→ Requirement: Reproduce the items below verbatim, from the line containing "y-tick-label: 15.00% — [16, 312, 70, 332]" up to and including the line containing "y-tick-label: 0.00% — [25, 614, 70, 634]".

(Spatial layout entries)
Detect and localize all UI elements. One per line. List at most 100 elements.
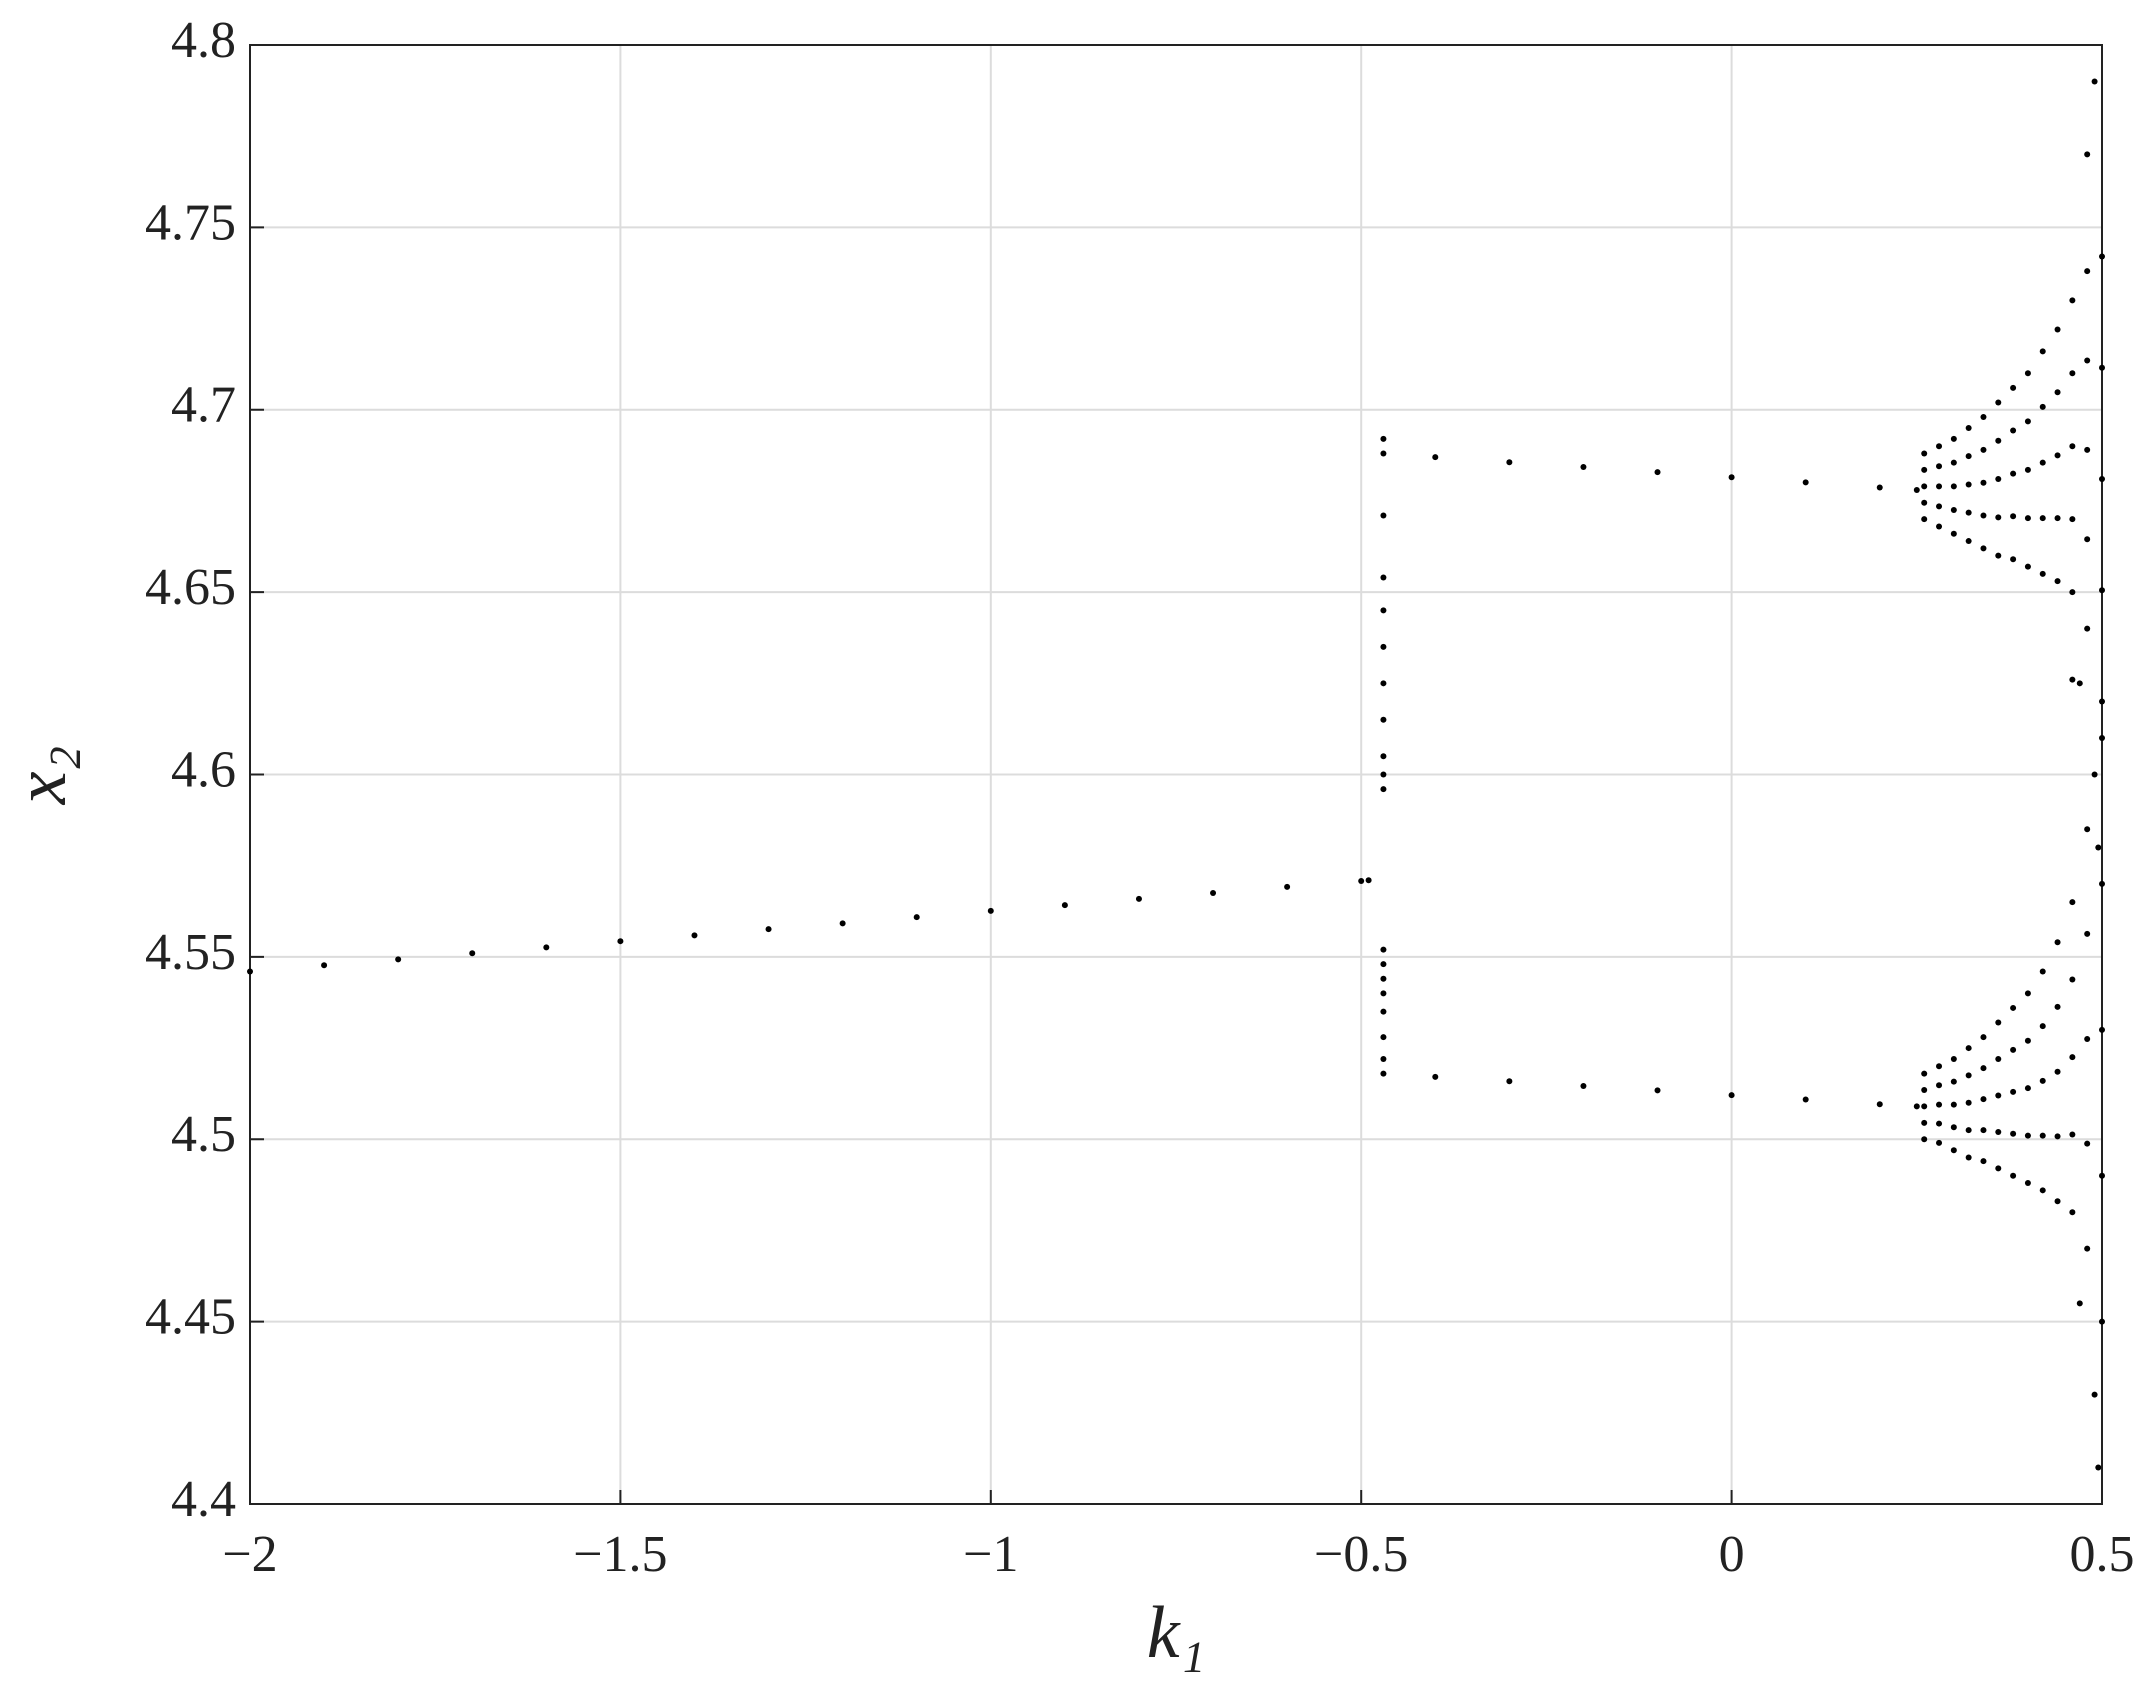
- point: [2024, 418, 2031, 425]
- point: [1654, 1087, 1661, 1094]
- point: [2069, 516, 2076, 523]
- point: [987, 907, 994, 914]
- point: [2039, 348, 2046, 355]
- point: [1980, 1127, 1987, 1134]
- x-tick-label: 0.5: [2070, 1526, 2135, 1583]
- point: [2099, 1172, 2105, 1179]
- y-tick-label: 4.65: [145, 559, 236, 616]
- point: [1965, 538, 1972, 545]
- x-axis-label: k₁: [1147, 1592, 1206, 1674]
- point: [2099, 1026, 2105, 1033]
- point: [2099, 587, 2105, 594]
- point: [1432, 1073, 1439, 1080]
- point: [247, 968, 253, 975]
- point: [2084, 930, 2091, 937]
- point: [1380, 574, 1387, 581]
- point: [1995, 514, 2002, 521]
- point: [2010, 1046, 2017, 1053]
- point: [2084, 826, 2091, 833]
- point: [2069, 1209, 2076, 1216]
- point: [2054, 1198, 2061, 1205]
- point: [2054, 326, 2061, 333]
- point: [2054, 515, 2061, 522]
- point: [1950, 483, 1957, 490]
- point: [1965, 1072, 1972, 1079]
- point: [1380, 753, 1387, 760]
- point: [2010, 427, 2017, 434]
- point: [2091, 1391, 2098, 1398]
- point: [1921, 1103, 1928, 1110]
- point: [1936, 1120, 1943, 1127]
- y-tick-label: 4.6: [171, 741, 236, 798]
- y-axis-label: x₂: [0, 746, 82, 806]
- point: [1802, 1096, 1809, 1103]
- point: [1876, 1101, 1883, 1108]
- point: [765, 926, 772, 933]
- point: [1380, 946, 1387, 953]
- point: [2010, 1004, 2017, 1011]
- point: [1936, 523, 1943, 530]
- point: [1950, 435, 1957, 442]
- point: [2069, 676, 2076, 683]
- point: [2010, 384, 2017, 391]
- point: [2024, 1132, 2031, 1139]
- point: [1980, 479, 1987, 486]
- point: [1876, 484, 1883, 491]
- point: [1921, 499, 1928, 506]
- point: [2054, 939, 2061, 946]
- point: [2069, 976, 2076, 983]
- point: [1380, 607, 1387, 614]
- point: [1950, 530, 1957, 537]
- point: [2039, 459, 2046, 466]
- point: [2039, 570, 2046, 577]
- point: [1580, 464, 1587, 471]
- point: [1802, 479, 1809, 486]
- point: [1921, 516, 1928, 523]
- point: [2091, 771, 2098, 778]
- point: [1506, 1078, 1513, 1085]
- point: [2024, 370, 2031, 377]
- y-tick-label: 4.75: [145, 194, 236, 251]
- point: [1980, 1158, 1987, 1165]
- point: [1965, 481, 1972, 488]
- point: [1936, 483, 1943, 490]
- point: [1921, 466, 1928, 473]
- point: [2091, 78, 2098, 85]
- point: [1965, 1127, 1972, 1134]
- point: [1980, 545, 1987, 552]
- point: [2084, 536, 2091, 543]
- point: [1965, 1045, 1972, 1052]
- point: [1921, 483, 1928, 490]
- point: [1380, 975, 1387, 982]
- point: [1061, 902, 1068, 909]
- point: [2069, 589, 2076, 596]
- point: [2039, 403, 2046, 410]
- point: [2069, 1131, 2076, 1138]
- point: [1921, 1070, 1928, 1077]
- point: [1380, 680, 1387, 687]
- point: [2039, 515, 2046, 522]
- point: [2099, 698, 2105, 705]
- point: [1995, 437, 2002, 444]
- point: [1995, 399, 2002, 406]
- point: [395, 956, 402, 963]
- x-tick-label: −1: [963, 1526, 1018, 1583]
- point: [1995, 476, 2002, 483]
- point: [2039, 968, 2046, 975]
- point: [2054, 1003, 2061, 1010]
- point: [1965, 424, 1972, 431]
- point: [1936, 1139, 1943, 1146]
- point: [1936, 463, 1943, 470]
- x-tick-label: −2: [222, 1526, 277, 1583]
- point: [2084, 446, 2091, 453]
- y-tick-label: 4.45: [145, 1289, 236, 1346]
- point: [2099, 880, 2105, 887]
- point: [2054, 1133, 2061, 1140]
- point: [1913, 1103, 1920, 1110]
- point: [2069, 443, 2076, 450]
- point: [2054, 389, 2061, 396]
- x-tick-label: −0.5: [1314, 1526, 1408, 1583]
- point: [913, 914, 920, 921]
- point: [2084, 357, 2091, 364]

* * *

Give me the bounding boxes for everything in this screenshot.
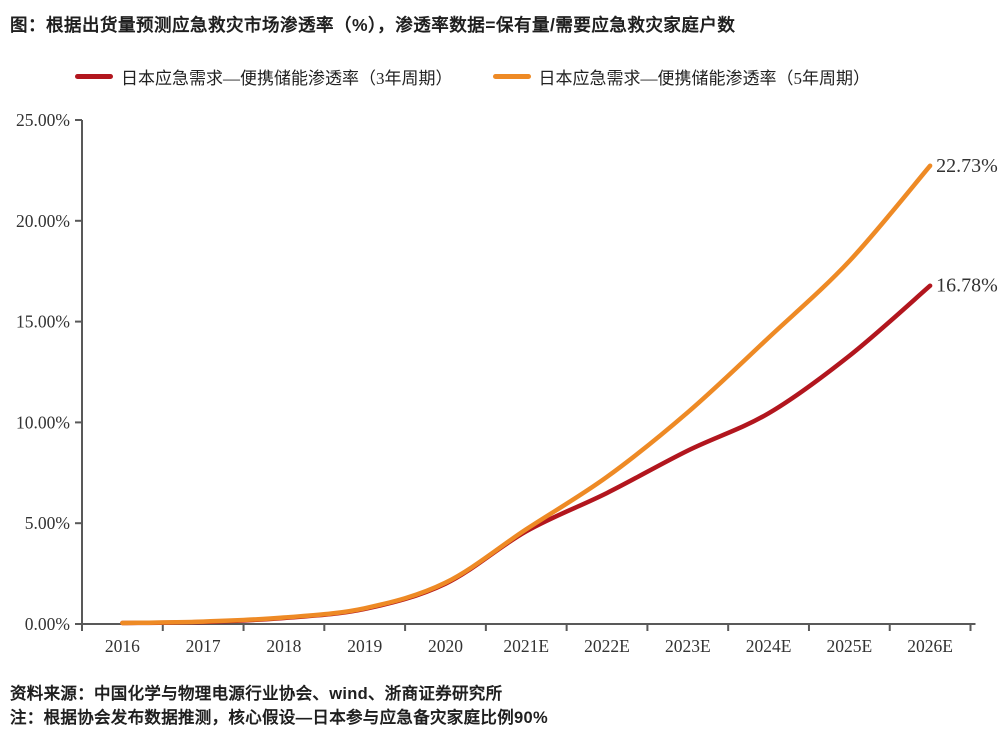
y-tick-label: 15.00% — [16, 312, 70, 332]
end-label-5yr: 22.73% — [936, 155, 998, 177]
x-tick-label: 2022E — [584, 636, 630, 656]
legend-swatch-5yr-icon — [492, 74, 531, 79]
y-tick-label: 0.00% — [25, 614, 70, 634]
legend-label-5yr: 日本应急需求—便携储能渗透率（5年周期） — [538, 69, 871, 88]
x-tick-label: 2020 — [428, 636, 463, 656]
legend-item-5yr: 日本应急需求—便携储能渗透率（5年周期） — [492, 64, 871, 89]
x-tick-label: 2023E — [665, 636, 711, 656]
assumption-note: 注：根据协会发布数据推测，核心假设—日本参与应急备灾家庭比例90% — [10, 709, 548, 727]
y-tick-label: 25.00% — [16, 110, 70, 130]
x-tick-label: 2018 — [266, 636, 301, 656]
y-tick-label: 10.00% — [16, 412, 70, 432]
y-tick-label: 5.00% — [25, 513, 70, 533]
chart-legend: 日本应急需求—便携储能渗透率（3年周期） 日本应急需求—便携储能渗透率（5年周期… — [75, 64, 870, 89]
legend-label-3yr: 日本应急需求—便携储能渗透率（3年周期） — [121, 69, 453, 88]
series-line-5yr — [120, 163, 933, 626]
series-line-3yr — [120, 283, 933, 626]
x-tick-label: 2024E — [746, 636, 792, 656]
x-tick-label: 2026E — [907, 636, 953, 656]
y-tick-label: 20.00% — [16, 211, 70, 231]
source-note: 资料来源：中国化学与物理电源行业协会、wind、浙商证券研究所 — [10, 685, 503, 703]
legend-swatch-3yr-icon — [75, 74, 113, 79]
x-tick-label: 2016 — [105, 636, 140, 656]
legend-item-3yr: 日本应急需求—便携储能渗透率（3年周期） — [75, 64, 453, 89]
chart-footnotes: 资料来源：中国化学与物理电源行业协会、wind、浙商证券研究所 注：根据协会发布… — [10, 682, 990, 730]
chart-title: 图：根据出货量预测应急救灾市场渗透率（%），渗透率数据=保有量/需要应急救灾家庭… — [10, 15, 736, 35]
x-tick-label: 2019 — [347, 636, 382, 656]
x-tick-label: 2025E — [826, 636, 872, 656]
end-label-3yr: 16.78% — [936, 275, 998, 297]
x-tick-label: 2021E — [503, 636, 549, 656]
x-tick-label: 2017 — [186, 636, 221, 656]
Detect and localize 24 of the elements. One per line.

→ Result:
y-tick-label: 15.00% — [16, 312, 70, 332]
end-label-5yr: 22.73% — [936, 155, 998, 177]
x-tick-label: 2022E — [584, 636, 630, 656]
legend-swatch-5yr-icon — [492, 74, 531, 79]
y-tick-label: 0.00% — [25, 614, 70, 634]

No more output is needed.